H-1B Lottery Odds & Multiple Registration Strategy Tool
Estimate selection odds with the cap structure and rule set you actually care about
The H-1B registration season creates a practical planning question: given the number of registrations in the system, how likely is one beneficiary to be selected? This calculator estimates single-beneficiary odds under the general cap, adds the extra advanced-degree chance when relevant, and changes the model by season. FY 2025 and FY 2026 use beneficiary-centric random selection. FY 2027 and later use a wage-level-weighted educational model.
That distinction matters. Multiple employers for the same beneficiary do not multiply odds in the beneficiary-centric model. In the FY 2027+ weighted model, if same-beneficiary registrations list different equivalent wage levels, this page uses the lowest equivalent wage level for weighting.
The output is still an estimate, not a promise. USCIS selection mechanics, later rounds, denied petitions, duplicate screening, and other real-world factors can shift the exact outcome in a way no short calculator can perfectly predict. But a good estimate is still extremely useful. It lets you compare one season with another, explain why a master's registration generally has better odds than a non-master's registration, and see why extra employers used to matter more than they do under the newer beneficiary-based approach. Used that way, the calculator becomes a compact planning aid for beneficiaries, employers, recruiters, and anyone trying to interpret lottery headlines without building a spreadsheet from scratch.
What each input means in plain language
Total General-Cap Registrations is the broadest pool in the model. Enter the total number of eligible registrations competing for the regular 65,000 cap slots in the filing season you want to examine. Advanced-degree registrations belong inside this total because they are first considered in the general draw before any remaining advanced-degree registrants move to the extra 20,000 master's-cap draw. If you are using USCIS season data, this input is the big headline number most articles cite.

_ _ _ _ _

Job 1 |
Using the H-1B lottery odds page, state whether each statement agrees with the text. Answer yes or no for each, quoting the words that decide it.
(a) FY 2025 and FY 2026 use beneficiary-centric random selection.
(b) In the beneficiary-centric model, registrations from multiple employers for the same beneficiary multiply that beneficiary's odds.
(c) Advanced-degree registrations should be left out of the Total General-Cap Registrations figure.

Working data |

_ _ _ _ _

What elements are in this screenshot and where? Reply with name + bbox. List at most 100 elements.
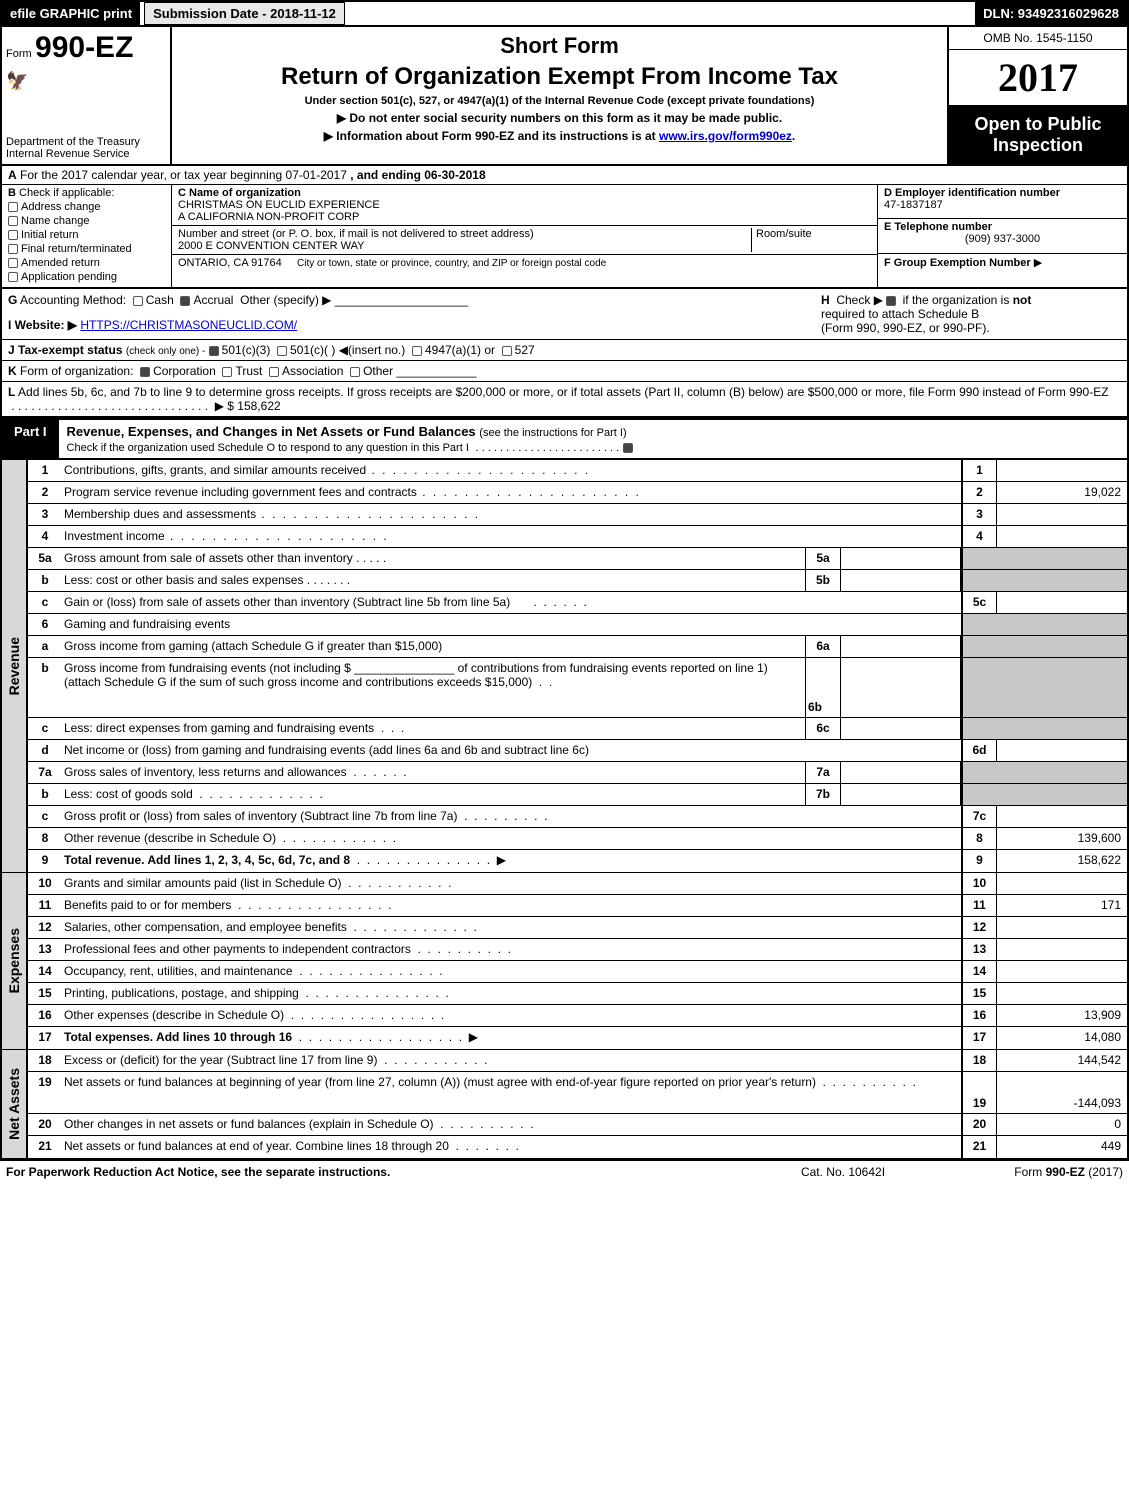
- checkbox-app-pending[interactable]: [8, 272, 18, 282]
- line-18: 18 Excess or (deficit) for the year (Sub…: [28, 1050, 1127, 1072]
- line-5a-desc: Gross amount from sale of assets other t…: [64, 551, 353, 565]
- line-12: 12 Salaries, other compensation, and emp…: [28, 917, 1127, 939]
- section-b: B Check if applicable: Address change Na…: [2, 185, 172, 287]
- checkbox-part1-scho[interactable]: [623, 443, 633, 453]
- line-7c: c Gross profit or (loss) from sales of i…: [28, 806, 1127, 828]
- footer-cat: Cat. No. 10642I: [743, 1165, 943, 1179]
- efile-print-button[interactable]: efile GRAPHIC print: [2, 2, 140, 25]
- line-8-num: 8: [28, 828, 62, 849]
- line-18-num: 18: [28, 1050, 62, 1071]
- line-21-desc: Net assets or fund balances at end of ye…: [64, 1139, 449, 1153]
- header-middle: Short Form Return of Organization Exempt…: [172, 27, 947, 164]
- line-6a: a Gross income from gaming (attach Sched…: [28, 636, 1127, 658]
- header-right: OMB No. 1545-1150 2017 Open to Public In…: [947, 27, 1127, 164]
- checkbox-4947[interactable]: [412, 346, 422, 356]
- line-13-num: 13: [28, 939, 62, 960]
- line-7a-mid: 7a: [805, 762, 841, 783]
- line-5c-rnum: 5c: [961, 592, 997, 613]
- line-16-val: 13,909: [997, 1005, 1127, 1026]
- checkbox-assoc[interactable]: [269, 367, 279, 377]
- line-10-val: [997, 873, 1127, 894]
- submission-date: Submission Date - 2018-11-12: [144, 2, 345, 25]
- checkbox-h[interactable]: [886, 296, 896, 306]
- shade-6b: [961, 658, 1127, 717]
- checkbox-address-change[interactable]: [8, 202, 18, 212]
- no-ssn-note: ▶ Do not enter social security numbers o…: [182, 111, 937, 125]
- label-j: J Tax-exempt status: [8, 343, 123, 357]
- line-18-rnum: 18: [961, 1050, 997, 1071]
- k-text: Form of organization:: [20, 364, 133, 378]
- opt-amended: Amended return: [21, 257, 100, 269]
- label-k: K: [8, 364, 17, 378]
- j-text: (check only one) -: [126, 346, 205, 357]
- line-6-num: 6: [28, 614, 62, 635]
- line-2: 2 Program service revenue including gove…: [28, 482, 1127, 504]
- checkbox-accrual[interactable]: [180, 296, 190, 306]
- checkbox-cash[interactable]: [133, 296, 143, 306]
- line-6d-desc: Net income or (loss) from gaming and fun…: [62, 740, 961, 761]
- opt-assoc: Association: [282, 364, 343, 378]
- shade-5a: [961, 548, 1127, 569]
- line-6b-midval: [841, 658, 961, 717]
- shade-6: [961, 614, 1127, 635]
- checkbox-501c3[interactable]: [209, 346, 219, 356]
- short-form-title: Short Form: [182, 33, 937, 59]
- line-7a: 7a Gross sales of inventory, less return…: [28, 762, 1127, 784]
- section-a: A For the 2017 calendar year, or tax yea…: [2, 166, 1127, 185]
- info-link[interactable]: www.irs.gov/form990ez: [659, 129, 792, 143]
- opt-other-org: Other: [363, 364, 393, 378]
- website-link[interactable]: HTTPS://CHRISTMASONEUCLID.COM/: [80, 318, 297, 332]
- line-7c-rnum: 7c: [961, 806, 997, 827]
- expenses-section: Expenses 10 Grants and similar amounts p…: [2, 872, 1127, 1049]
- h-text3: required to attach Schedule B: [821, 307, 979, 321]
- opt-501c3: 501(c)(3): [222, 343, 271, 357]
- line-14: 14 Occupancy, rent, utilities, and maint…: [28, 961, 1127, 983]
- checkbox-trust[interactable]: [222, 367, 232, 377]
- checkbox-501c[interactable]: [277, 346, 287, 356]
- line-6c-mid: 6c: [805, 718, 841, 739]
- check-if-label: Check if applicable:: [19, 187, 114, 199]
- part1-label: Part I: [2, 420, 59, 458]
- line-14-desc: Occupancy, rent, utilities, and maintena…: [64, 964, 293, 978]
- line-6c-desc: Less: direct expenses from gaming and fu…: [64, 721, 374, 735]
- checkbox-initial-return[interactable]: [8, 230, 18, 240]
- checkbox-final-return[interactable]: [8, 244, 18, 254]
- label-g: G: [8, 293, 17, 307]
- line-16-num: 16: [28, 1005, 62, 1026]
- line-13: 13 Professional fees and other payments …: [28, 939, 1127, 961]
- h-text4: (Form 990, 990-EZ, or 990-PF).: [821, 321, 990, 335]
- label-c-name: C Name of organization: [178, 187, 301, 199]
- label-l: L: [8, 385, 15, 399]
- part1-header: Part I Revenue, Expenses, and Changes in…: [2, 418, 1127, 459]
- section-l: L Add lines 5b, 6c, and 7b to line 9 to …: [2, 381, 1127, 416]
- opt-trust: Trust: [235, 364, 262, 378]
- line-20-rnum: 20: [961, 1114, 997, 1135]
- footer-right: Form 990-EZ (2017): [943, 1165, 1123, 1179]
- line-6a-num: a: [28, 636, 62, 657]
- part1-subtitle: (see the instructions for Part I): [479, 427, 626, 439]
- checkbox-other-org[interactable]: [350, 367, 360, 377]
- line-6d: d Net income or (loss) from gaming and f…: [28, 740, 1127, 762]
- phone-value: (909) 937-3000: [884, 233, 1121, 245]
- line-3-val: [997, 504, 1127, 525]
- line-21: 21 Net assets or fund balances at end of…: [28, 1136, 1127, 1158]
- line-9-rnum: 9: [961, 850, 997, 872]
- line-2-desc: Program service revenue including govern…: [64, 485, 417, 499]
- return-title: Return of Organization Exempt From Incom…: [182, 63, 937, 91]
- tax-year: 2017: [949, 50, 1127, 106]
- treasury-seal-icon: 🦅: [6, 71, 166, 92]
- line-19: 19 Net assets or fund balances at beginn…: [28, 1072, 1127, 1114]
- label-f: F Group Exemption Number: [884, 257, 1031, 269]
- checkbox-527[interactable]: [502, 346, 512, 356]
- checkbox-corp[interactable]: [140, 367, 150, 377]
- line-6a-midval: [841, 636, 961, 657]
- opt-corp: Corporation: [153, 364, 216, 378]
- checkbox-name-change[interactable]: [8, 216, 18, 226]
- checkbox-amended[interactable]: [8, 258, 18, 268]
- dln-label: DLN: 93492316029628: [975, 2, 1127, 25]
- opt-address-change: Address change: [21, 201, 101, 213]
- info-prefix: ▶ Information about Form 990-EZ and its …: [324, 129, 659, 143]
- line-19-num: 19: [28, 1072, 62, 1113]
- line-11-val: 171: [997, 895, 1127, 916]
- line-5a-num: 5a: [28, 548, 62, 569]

_ _ _ _ _

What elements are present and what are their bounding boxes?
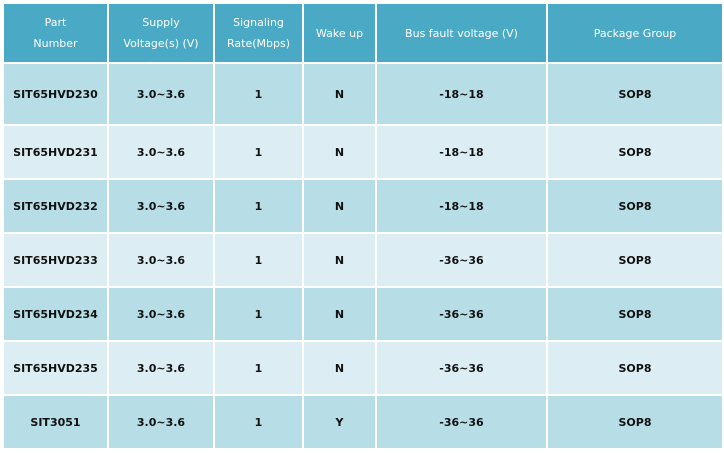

_ _ _ _ _

Job 2 |
Format the rows from the line containing "What elements are in" down to the line containing "- line-8-num: 8: [28, 828, 62, 849]", both included, as a JSON list of strings with one string per line. Omit blank lines and the picture.

Complete output 1 |
(a) Yes: "FY 2025 and FY 2026 use beneficiary-centric random selection."
(b) No: "Multiple employers for the same beneficiary do not multiply odds in the beneficiary-centric model."
(c) No: "Advanced-degree registrations belong inside this total"

Complete output 2 |
[
  "What elements are in this screenshot and where? Reply with name + bbox. List at most 100 elements.",
  "- checkbox-app-pending[interactable]: [8, 272, 18, 282]",
  "- line-18: 18 Excess or (deficit) for the year (Sub…: [28, 1050, 1127, 1072]",
  "- line-5a-desc: Gross amount from sale of assets other t…: [64, 551, 353, 565]",
  "- line-12: 12 Salaries, other compensation, and emp…: [28, 917, 1127, 939]",
  "- section-b: B Check if applicable: Address change Na…: [2, 185, 172, 287]",
  "- checkbox-part1-scho[interactable]: [623, 443, 633, 453]",
  "- line-7c: c Gross profit or (loss) from sales of i…: [28, 806, 1127, 828]",
  "- footer-cat: Cat. No. 10642I: [743, 1165, 943, 1179]",
  "- efile-print-button[interactable]: efile GRAPHIC print: [2, 2, 140, 25]",
  "- line-8-num: 8: [28, 828, 62, 849]"
]